> [EXCERPTED DATA]
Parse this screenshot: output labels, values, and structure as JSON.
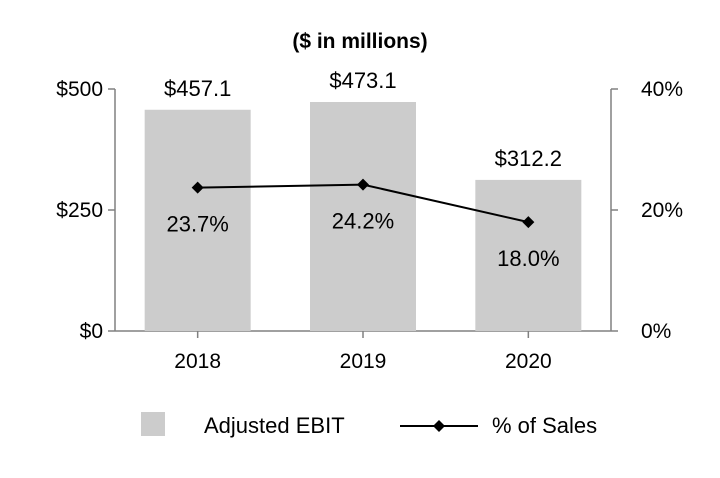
{
  "chart_data": {
    "type": "bar",
    "title": "($ in millions)",
    "categories": [
      "2018",
      "2019",
      "2020"
    ],
    "series": [
      {
        "name": "Adjusted EBIT",
        "kind": "bar",
        "axis": "left",
        "values": [
          457.1,
          473.1,
          312.2
        ],
        "labels": [
          "$457.1",
          "$473.1",
          "$312.2"
        ],
        "color": "#cccccc"
      },
      {
        "name": "% of Sales",
        "kind": "line",
        "axis": "right",
        "values": [
          23.7,
          24.2,
          18.0
        ],
        "labels": [
          "23.7%",
          "24.2%",
          "18.0%"
        ],
        "color": "#000000"
      }
    ],
    "y_left": {
      "ylim": [
        0,
        500
      ],
      "ticks": [
        0,
        250,
        500
      ],
      "tick_labels": [
        "$0",
        "$250",
        "$500"
      ]
    },
    "y_right": {
      "ylim": [
        0,
        40
      ],
      "ticks": [
        0,
        20,
        40
      ],
      "tick_labels": [
        "0%",
        "20%",
        "40%"
      ]
    },
    "legend": {
      "position": "bottom-center",
      "entries": [
        "Adjusted EBIT",
        "% of Sales"
      ]
    },
    "grid": false,
    "axis_color": "#808080"
  }
}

> [EXERCISE INSTRUCTIONS]
All of the records above must be copied exactly, except for the pictures.

> [ANSWER TO THE PROBLEM]
Parse this screenshot: output labels, values, and structure as JSON.
{
  "chart_data": {
    "type": "bar",
    "title": "($ in millions)",
    "categories": [
      "2018",
      "2019",
      "2020"
    ],
    "series": [
      {
        "name": "Adjusted EBIT",
        "kind": "bar",
        "axis": "left",
        "values": [
          457.1,
          473.1,
          312.2
        ],
        "labels": [
          "$457.1",
          "$473.1",
          "$312.2"
        ],
        "color": "#cccccc"
      },
      {
        "name": "% of Sales",
        "kind": "line",
        "axis": "right",
        "values": [
          23.7,
          24.2,
          18.0
        ],
        "labels": [
          "23.7%",
          "24.2%",
          "18.0%"
        ],
        "color": "#000000"
      }
    ],
    "y_left": {
      "ylim": [
        0,
        500
      ],
      "ticks": [
        0,
        250,
        500
      ],
      "tick_labels": [
        "$0",
        "$250",
        "$500"
      ]
    },
    "y_right": {
      "ylim": [
        0,
        40
      ],
      "ticks": [
        0,
        20,
        40
      ],
      "tick_labels": [
        "0%",
        "20%",
        "40%"
      ]
    },
    "legend": {
      "position": "bottom-center",
      "entries": [
        "Adjusted EBIT",
        "% of Sales"
      ]
    },
    "grid": false,
    "axis_color": "#808080"
  }
}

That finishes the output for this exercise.